Work to do — Transcribe every line exactly and omit anything that is a picture.
── Material shown
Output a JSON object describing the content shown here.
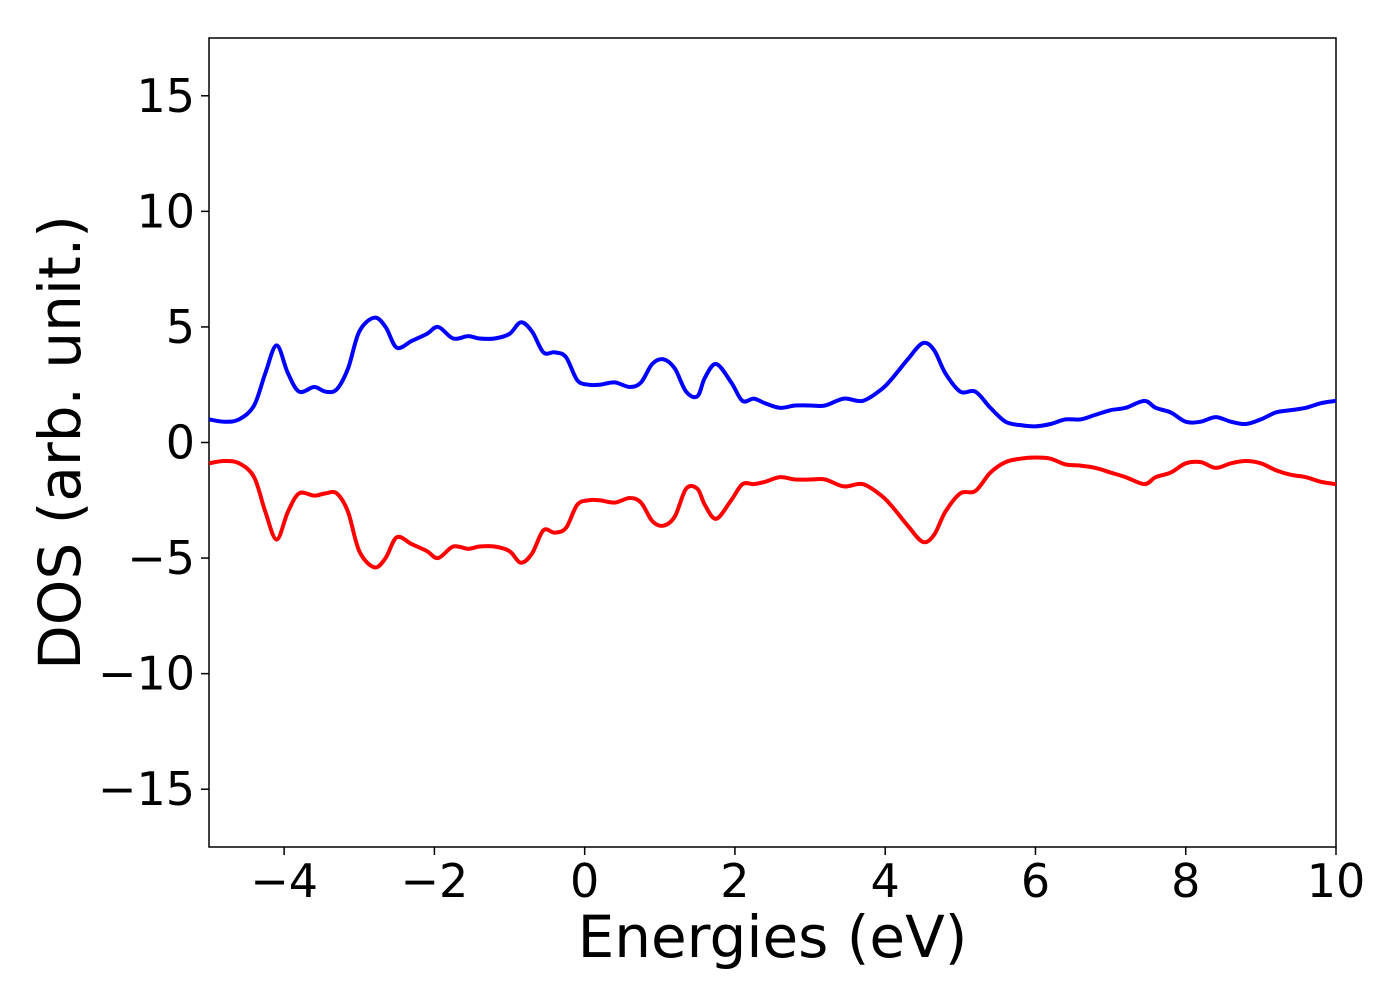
{
  "chart_data": {
    "type": "line",
    "title": "",
    "xlabel": "Energies (eV)",
    "ylabel": "DOS (arb. unit.)",
    "xlim": [
      -5,
      10
    ],
    "ylim": [
      -17.5,
      17.5
    ],
    "grid": false,
    "legend": "none",
    "x_ticks": [
      -4,
      -2,
      0,
      2,
      4,
      6,
      8,
      10
    ],
    "x_tick_labels": [
      "−4",
      "−2",
      "0",
      "2",
      "4",
      "6",
      "8",
      "10"
    ],
    "y_ticks": [
      -15,
      -10,
      -5,
      0,
      5,
      10,
      15
    ],
    "y_tick_labels": [
      "−15",
      "−10",
      "−5",
      "0",
      "5",
      "10",
      "15"
    ],
    "x": [
      -5.0,
      -4.8,
      -4.6,
      -4.4,
      -4.25,
      -4.1,
      -3.95,
      -3.8,
      -3.6,
      -3.45,
      -3.3,
      -3.15,
      -3.0,
      -2.8,
      -2.65,
      -2.5,
      -2.3,
      -2.1,
      -1.95,
      -1.75,
      -1.55,
      -1.4,
      -1.2,
      -1.0,
      -0.85,
      -0.7,
      -0.55,
      -0.4,
      -0.25,
      -0.1,
      0.05,
      0.2,
      0.4,
      0.6,
      0.75,
      0.9,
      1.05,
      1.2,
      1.35,
      1.5,
      1.6,
      1.75,
      1.95,
      2.1,
      2.25,
      2.4,
      2.6,
      2.8,
      3.0,
      3.2,
      3.45,
      3.7,
      3.95,
      4.1,
      4.3,
      4.5,
      4.65,
      4.8,
      5.0,
      5.2,
      5.4,
      5.6,
      5.8,
      6.0,
      6.2,
      6.4,
      6.6,
      6.8,
      7.0,
      7.2,
      7.45,
      7.6,
      7.8,
      8.0,
      8.2,
      8.4,
      8.6,
      8.8,
      9.0,
      9.2,
      9.4,
      9.6,
      9.8,
      10.0
    ],
    "series": [
      {
        "color": "#0000ff",
        "values": [
          1.0,
          0.9,
          1.0,
          1.6,
          3.0,
          4.2,
          3.0,
          2.2,
          2.4,
          2.2,
          2.3,
          3.2,
          4.8,
          5.4,
          5.0,
          4.1,
          4.4,
          4.7,
          5.0,
          4.5,
          4.6,
          4.5,
          4.5,
          4.7,
          5.2,
          4.8,
          3.9,
          3.9,
          3.7,
          2.7,
          2.5,
          2.5,
          2.6,
          2.4,
          2.6,
          3.4,
          3.6,
          3.2,
          2.2,
          2.0,
          2.8,
          3.4,
          2.6,
          1.8,
          1.9,
          1.7,
          1.5,
          1.6,
          1.6,
          1.6,
          1.9,
          1.8,
          2.3,
          2.8,
          3.6,
          4.3,
          4.0,
          3.0,
          2.2,
          2.2,
          1.5,
          0.9,
          0.75,
          0.7,
          0.8,
          1.0,
          1.0,
          1.2,
          1.4,
          1.5,
          1.8,
          1.5,
          1.3,
          0.9,
          0.9,
          1.1,
          0.9,
          0.8,
          1.0,
          1.3,
          1.4,
          1.5,
          1.7,
          1.8
        ]
      },
      {
        "color": "#ff0000",
        "values": [
          -0.9,
          -0.8,
          -0.9,
          -1.5,
          -3.0,
          -4.2,
          -3.0,
          -2.2,
          -2.3,
          -2.2,
          -2.2,
          -3.0,
          -4.7,
          -5.4,
          -5.0,
          -4.1,
          -4.4,
          -4.7,
          -5.0,
          -4.5,
          -4.6,
          -4.5,
          -4.5,
          -4.7,
          -5.2,
          -4.8,
          -3.8,
          -3.9,
          -3.7,
          -2.7,
          -2.5,
          -2.5,
          -2.6,
          -2.4,
          -2.6,
          -3.4,
          -3.6,
          -3.2,
          -2.0,
          -2.0,
          -2.7,
          -3.3,
          -2.5,
          -1.8,
          -1.8,
          -1.7,
          -1.5,
          -1.6,
          -1.6,
          -1.6,
          -1.9,
          -1.8,
          -2.3,
          -2.8,
          -3.6,
          -4.3,
          -4.0,
          -3.0,
          -2.2,
          -2.1,
          -1.3,
          -0.85,
          -0.7,
          -0.65,
          -0.7,
          -0.95,
          -1.0,
          -1.1,
          -1.3,
          -1.5,
          -1.8,
          -1.5,
          -1.3,
          -0.9,
          -0.85,
          -1.1,
          -0.9,
          -0.8,
          -0.9,
          -1.2,
          -1.4,
          -1.5,
          -1.7,
          -1.8
        ]
      }
    ]
  }
}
────
Task result —
Output a JSON object describing the content shown here.
{
  "chart_data": {
    "type": "line",
    "title": "",
    "xlabel": "Energies (eV)",
    "ylabel": "DOS (arb. unit.)",
    "xlim": [
      -5,
      10
    ],
    "ylim": [
      -17.5,
      17.5
    ],
    "grid": false,
    "legend": "none",
    "x_ticks": [
      -4,
      -2,
      0,
      2,
      4,
      6,
      8,
      10
    ],
    "x_tick_labels": [
      "−4",
      "−2",
      "0",
      "2",
      "4",
      "6",
      "8",
      "10"
    ],
    "y_ticks": [
      -15,
      -10,
      -5,
      0,
      5,
      10,
      15
    ],
    "y_tick_labels": [
      "−15",
      "−10",
      "−5",
      "0",
      "5",
      "10",
      "15"
    ],
    "x": [
      -5.0,
      -4.8,
      -4.6,
      -4.4,
      -4.25,
      -4.1,
      -3.95,
      -3.8,
      -3.6,
      -3.45,
      -3.3,
      -3.15,
      -3.0,
      -2.8,
      -2.65,
      -2.5,
      -2.3,
      -2.1,
      -1.95,
      -1.75,
      -1.55,
      -1.4,
      -1.2,
      -1.0,
      -0.85,
      -0.7,
      -0.55,
      -0.4,
      -0.25,
      -0.1,
      0.05,
      0.2,
      0.4,
      0.6,
      0.75,
      0.9,
      1.05,
      1.2,
      1.35,
      1.5,
      1.6,
      1.75,
      1.95,
      2.1,
      2.25,
      2.4,
      2.6,
      2.8,
      3.0,
      3.2,
      3.45,
      3.7,
      3.95,
      4.1,
      4.3,
      4.5,
      4.65,
      4.8,
      5.0,
      5.2,
      5.4,
      5.6,
      5.8,
      6.0,
      6.2,
      6.4,
      6.6,
      6.8,
      7.0,
      7.2,
      7.45,
      7.6,
      7.8,
      8.0,
      8.2,
      8.4,
      8.6,
      8.8,
      9.0,
      9.2,
      9.4,
      9.6,
      9.8,
      10.0
    ],
    "series": [
      {
        "color": "#0000ff",
        "values": [
          1.0,
          0.9,
          1.0,
          1.6,
          3.0,
          4.2,
          3.0,
          2.2,
          2.4,
          2.2,
          2.3,
          3.2,
          4.8,
          5.4,
          5.0,
          4.1,
          4.4,
          4.7,
          5.0,
          4.5,
          4.6,
          4.5,
          4.5,
          4.7,
          5.2,
          4.8,
          3.9,
          3.9,
          3.7,
          2.7,
          2.5,
          2.5,
          2.6,
          2.4,
          2.6,
          3.4,
          3.6,
          3.2,
          2.2,
          2.0,
          2.8,
          3.4,
          2.6,
          1.8,
          1.9,
          1.7,
          1.5,
          1.6,
          1.6,
          1.6,
          1.9,
          1.8,
          2.3,
          2.8,
          3.6,
          4.3,
          4.0,
          3.0,
          2.2,
          2.2,
          1.5,
          0.9,
          0.75,
          0.7,
          0.8,
          1.0,
          1.0,
          1.2,
          1.4,
          1.5,
          1.8,
          1.5,
          1.3,
          0.9,
          0.9,
          1.1,
          0.9,
          0.8,
          1.0,
          1.3,
          1.4,
          1.5,
          1.7,
          1.8
        ]
      },
      {
        "color": "#ff0000",
        "values": [
          -0.9,
          -0.8,
          -0.9,
          -1.5,
          -3.0,
          -4.2,
          -3.0,
          -2.2,
          -2.3,
          -2.2,
          -2.2,
          -3.0,
          -4.7,
          -5.4,
          -5.0,
          -4.1,
          -4.4,
          -4.7,
          -5.0,
          -4.5,
          -4.6,
          -4.5,
          -4.5,
          -4.7,
          -5.2,
          -4.8,
          -3.8,
          -3.9,
          -3.7,
          -2.7,
          -2.5,
          -2.5,
          -2.6,
          -2.4,
          -2.6,
          -3.4,
          -3.6,
          -3.2,
          -2.0,
          -2.0,
          -2.7,
          -3.3,
          -2.5,
          -1.8,
          -1.8,
          -1.7,
          -1.5,
          -1.6,
          -1.6,
          -1.6,
          -1.9,
          -1.8,
          -2.3,
          -2.8,
          -3.6,
          -4.3,
          -4.0,
          -3.0,
          -2.2,
          -2.1,
          -1.3,
          -0.85,
          -0.7,
          -0.65,
          -0.7,
          -0.95,
          -1.0,
          -1.1,
          -1.3,
          -1.5,
          -1.8,
          -1.5,
          -1.3,
          -0.9,
          -0.85,
          -1.1,
          -0.9,
          -0.8,
          -0.9,
          -1.2,
          -1.4,
          -1.5,
          -1.7,
          -1.8
        ]
      }
    ]
  }
}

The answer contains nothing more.